◆ Records shown ◆
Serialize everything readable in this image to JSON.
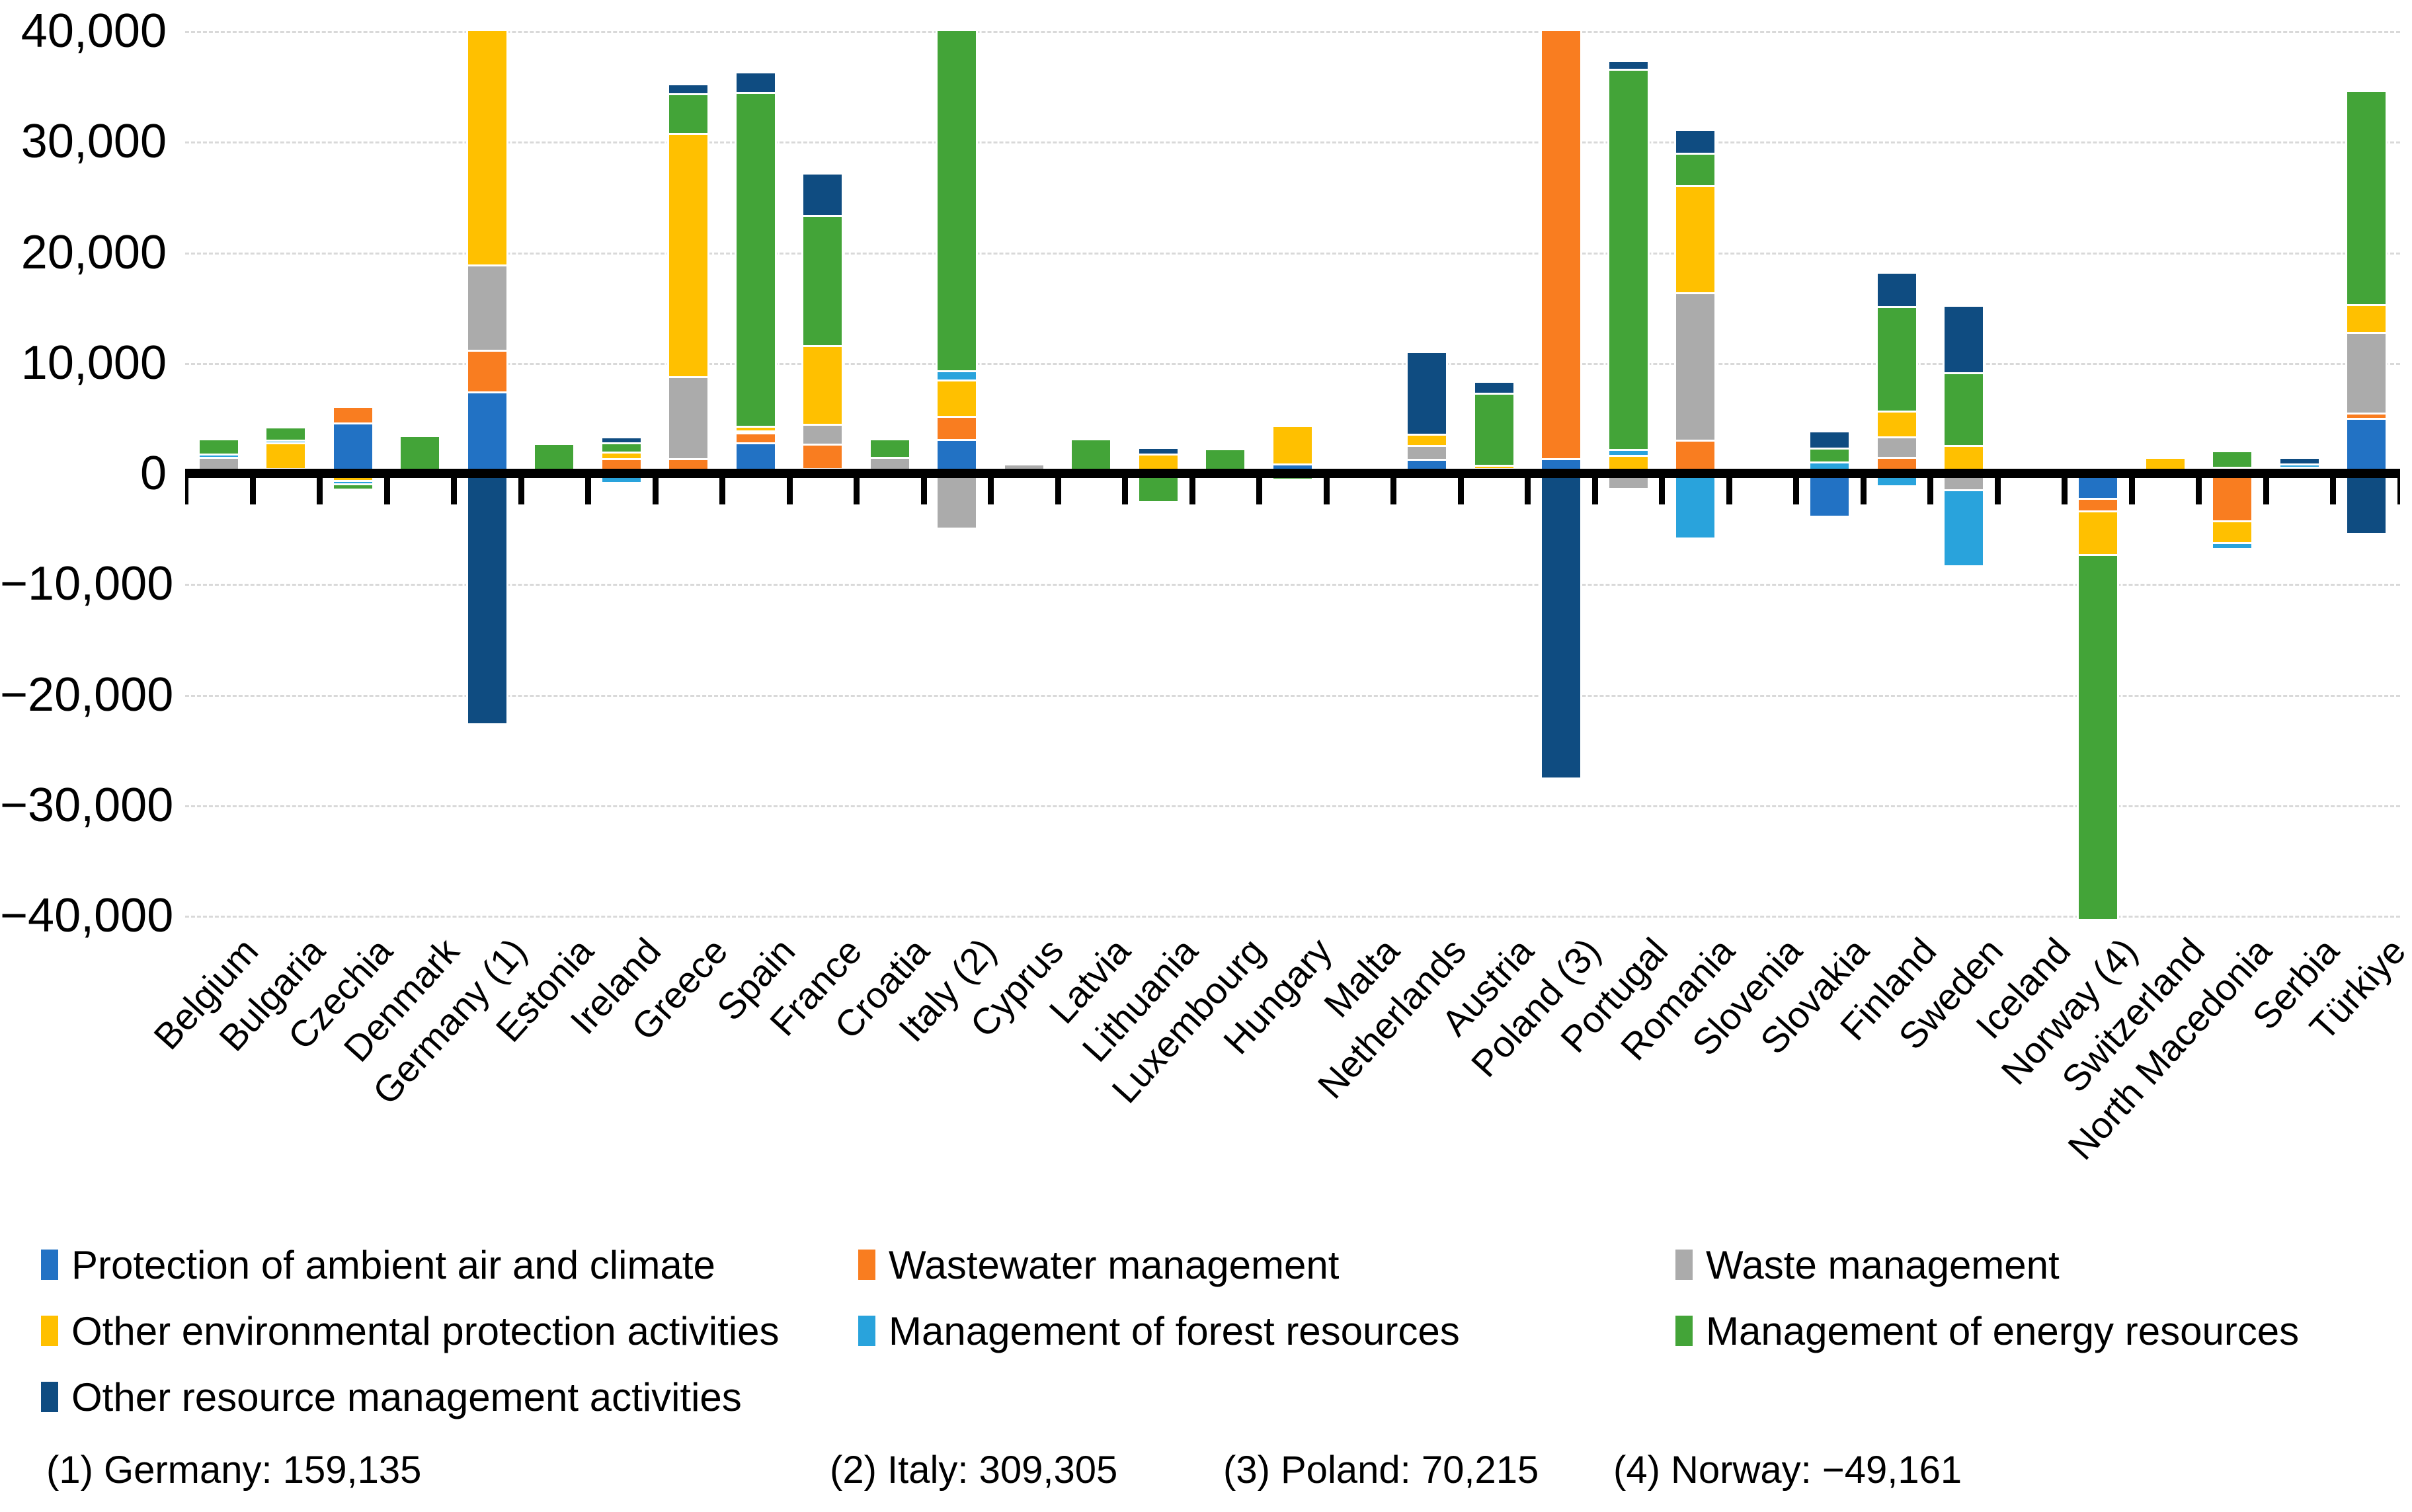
{
  "chart_data": {
    "type": "bar",
    "stacked": true,
    "title": "",
    "xlabel": "",
    "ylabel": "",
    "ylim": [
      -40000,
      40000
    ],
    "y_ticks": [
      "40,000",
      "30,000",
      "20,000",
      "10,000",
      "0",
      "−10,000",
      "−20,000",
      "−30,000",
      "−40,000"
    ],
    "grid": "horizontal-dashed",
    "legend_position": "bottom",
    "categories": [
      "Belgium",
      "Bulgaria",
      "Czechia",
      "Denmark",
      "Germany (1)",
      "Estonia",
      "Ireland",
      "Greece",
      "Spain",
      "France",
      "Croatia",
      "Italy (2)",
      "Cyprus",
      "Latvia",
      "Lithuania",
      "Luxembourg",
      "Hungary",
      "Malta",
      "Netherlands",
      "Austria",
      "Poland (3)",
      "Portugal",
      "Romania",
      "Slovenia",
      "Slovakia",
      "Finland",
      "Sweden",
      "Iceland",
      "Norway (4)",
      "Switzerland",
      "North Macedonia",
      "Serbia",
      "Türkiye"
    ],
    "series": [
      {
        "name": "Protection of ambient air and climate",
        "color": "#2272C4",
        "values": [
          0,
          0,
          4600,
          0,
          7400,
          0,
          0,
          0,
          2800,
          500,
          0,
          3100,
          0,
          0,
          -250,
          0,
          900,
          0,
          1300,
          0,
          1400,
          0,
          0,
          0,
          -3800,
          0,
          -400,
          0,
          -2400,
          0,
          -300,
          600,
          5000
        ]
      },
      {
        "name": "Wastewater management",
        "color": "#F97D20",
        "values": [
          0,
          0,
          1300,
          0,
          3800,
          0,
          1350,
          1400,
          900,
          2200,
          0,
          2100,
          0,
          0,
          0,
          0,
          0,
          0,
          0,
          0,
          96315,
          0,
          3050,
          0,
          300,
          1500,
          0,
          0,
          -1100,
          0,
          -4100,
          0,
          500
        ]
      },
      {
        "name": "Waste management",
        "color": "#ABABAB",
        "values": [
          1500,
          500,
          -400,
          400,
          7700,
          250,
          -400,
          7400,
          200,
          1800,
          1500,
          -4900,
          700,
          300,
          400,
          0,
          0,
          0,
          1300,
          500,
          0,
          -1300,
          13350,
          400,
          0,
          1850,
          -1200,
          0,
          0,
          0,
          600,
          -400,
          7300
        ]
      },
      {
        "name": "Other environmental protection activities",
        "color": "#FFC000",
        "values": [
          0,
          2300,
          -350,
          0,
          162835,
          0,
          650,
          22000,
          400,
          7100,
          0,
          3300,
          0,
          0,
          1400,
          0,
          3300,
          0,
          1000,
          300,
          0,
          1700,
          9650,
          0,
          0,
          2300,
          2550,
          0,
          -4000,
          1300,
          -2000,
          0,
          2500
        ]
      },
      {
        "name": "Management of forest resources",
        "color": "#29A3DC",
        "values": [
          300,
          250,
          -300,
          0,
          0,
          -200,
          -350,
          0,
          -300,
          -400,
          0,
          800,
          0,
          -300,
          -150,
          0,
          0,
          0,
          0,
          -400,
          0,
          500,
          -5800,
          0,
          800,
          -1100,
          -6700,
          0,
          0,
          0,
          -350,
          300,
          0
        ]
      },
      {
        "name": "Management of energy resources",
        "color": "#43A438",
        "values": [
          1200,
          1000,
          -350,
          2900,
          0,
          2350,
          800,
          3600,
          30200,
          11800,
          1500,
          304905,
          0,
          2700,
          -2100,
          2100,
          -500,
          0,
          0,
          6500,
          0,
          34400,
          2950,
          0,
          1250,
          9500,
          6600,
          -400,
          -41661,
          0,
          1300,
          0,
          19200
        ]
      },
      {
        "name": "Other resource management activities",
        "color": "#0F4C81",
        "values": [
          0,
          0,
          0,
          0,
          -22600,
          0,
          350,
          700,
          1700,
          3600,
          0,
          0,
          0,
          0,
          400,
          0,
          0,
          0,
          7300,
          900,
          -27500,
          600,
          2000,
          0,
          1350,
          2900,
          5900,
          0,
          0,
          0,
          0,
          400,
          -5400
        ]
      }
    ]
  },
  "legend": {
    "items": [
      {
        "label": "Protection of ambient air and climate",
        "color": "#2272C4"
      },
      {
        "label": "Wastewater management",
        "color": "#F97D20"
      },
      {
        "label": "Waste management",
        "color": "#ABABAB"
      },
      {
        "label": "Other environmental protection activities",
        "color": "#FFC000"
      },
      {
        "label": "Management of forest resources",
        "color": "#29A3DC"
      },
      {
        "label": "Management of energy resources",
        "color": "#43A438"
      },
      {
        "label": "Other resource management activities",
        "color": "#0F4C81"
      }
    ]
  },
  "footnotes": [
    "(1) Germany: 159,135",
    "(2) Italy: 309,305",
    "(3) Poland: 70,215",
    "(4) Norway: −49,161"
  ]
}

◆ Directions for this task ◆
Transcribe all the data word for word; the images stay out.

◆ Result of this exercise ◆
Serialize everything readable in this image to JSON.
{
  "chart_data": {
    "type": "bar",
    "stacked": true,
    "title": "",
    "xlabel": "",
    "ylabel": "",
    "ylim": [
      -40000,
      40000
    ],
    "y_ticks": [
      "40,000",
      "30,000",
      "20,000",
      "10,000",
      "0",
      "−10,000",
      "−20,000",
      "−30,000",
      "−40,000"
    ],
    "grid": "horizontal-dashed",
    "legend_position": "bottom",
    "categories": [
      "Belgium",
      "Bulgaria",
      "Czechia",
      "Denmark",
      "Germany (1)",
      "Estonia",
      "Ireland",
      "Greece",
      "Spain",
      "France",
      "Croatia",
      "Italy (2)",
      "Cyprus",
      "Latvia",
      "Lithuania",
      "Luxembourg",
      "Hungary",
      "Malta",
      "Netherlands",
      "Austria",
      "Poland (3)",
      "Portugal",
      "Romania",
      "Slovenia",
      "Slovakia",
      "Finland",
      "Sweden",
      "Iceland",
      "Norway (4)",
      "Switzerland",
      "North Macedonia",
      "Serbia",
      "Türkiye"
    ],
    "series": [
      {
        "name": "Protection of ambient air and climate",
        "color": "#2272C4",
        "values": [
          0,
          0,
          4600,
          0,
          7400,
          0,
          0,
          0,
          2800,
          500,
          0,
          3100,
          0,
          0,
          -250,
          0,
          900,
          0,
          1300,
          0,
          1400,
          0,
          0,
          0,
          -3800,
          0,
          -400,
          0,
          -2400,
          0,
          -300,
          600,
          5000
        ]
      },
      {
        "name": "Wastewater management",
        "color": "#F97D20",
        "values": [
          0,
          0,
          1300,
          0,
          3800,
          0,
          1350,
          1400,
          900,
          2200,
          0,
          2100,
          0,
          0,
          0,
          0,
          0,
          0,
          0,
          0,
          96315,
          0,
          3050,
          0,
          300,
          1500,
          0,
          0,
          -1100,
          0,
          -4100,
          0,
          500
        ]
      },
      {
        "name": "Waste management",
        "color": "#ABABAB",
        "values": [
          1500,
          500,
          -400,
          400,
          7700,
          250,
          -400,
          7400,
          200,
          1800,
          1500,
          -4900,
          700,
          300,
          400,
          0,
          0,
          0,
          1300,
          500,
          0,
          -1300,
          13350,
          400,
          0,
          1850,
          -1200,
          0,
          0,
          0,
          600,
          -400,
          7300
        ]
      },
      {
        "name": "Other environmental protection activities",
        "color": "#FFC000",
        "values": [
          0,
          2300,
          -350,
          0,
          162835,
          0,
          650,
          22000,
          400,
          7100,
          0,
          3300,
          0,
          0,
          1400,
          0,
          3300,
          0,
          1000,
          300,
          0,
          1700,
          9650,
          0,
          0,
          2300,
          2550,
          0,
          -4000,
          1300,
          -2000,
          0,
          2500
        ]
      },
      {
        "name": "Management of forest resources",
        "color": "#29A3DC",
        "values": [
          300,
          250,
          -300,
          0,
          0,
          -200,
          -350,
          0,
          -300,
          -400,
          0,
          800,
          0,
          -300,
          -150,
          0,
          0,
          0,
          0,
          -400,
          0,
          500,
          -5800,
          0,
          800,
          -1100,
          -6700,
          0,
          0,
          0,
          -350,
          300,
          0
        ]
      },
      {
        "name": "Management of energy resources",
        "color": "#43A438",
        "values": [
          1200,
          1000,
          -350,
          2900,
          0,
          2350,
          800,
          3600,
          30200,
          11800,
          1500,
          304905,
          0,
          2700,
          -2100,
          2100,
          -500,
          0,
          0,
          6500,
          0,
          34400,
          2950,
          0,
          1250,
          9500,
          6600,
          -400,
          -41661,
          0,
          1300,
          0,
          19200
        ]
      },
      {
        "name": "Other resource management activities",
        "color": "#0F4C81",
        "values": [
          0,
          0,
          0,
          0,
          -22600,
          0,
          350,
          700,
          1700,
          3600,
          0,
          0,
          0,
          0,
          400,
          0,
          0,
          0,
          7300,
          900,
          -27500,
          600,
          2000,
          0,
          1350,
          2900,
          5900,
          0,
          0,
          0,
          0,
          400,
          -5400
        ]
      }
    ]
  },
  "legend": {
    "items": [
      {
        "label": "Protection of ambient air and climate",
        "color": "#2272C4"
      },
      {
        "label": "Wastewater management",
        "color": "#F97D20"
      },
      {
        "label": "Waste management",
        "color": "#ABABAB"
      },
      {
        "label": "Other environmental protection activities",
        "color": "#FFC000"
      },
      {
        "label": "Management of forest resources",
        "color": "#29A3DC"
      },
      {
        "label": "Management of energy resources",
        "color": "#43A438"
      },
      {
        "label": "Other resource management activities",
        "color": "#0F4C81"
      }
    ]
  },
  "footnotes": [
    "(1) Germany: 159,135",
    "(2) Italy: 309,305",
    "(3) Poland: 70,215",
    "(4) Norway: −49,161"
  ]
}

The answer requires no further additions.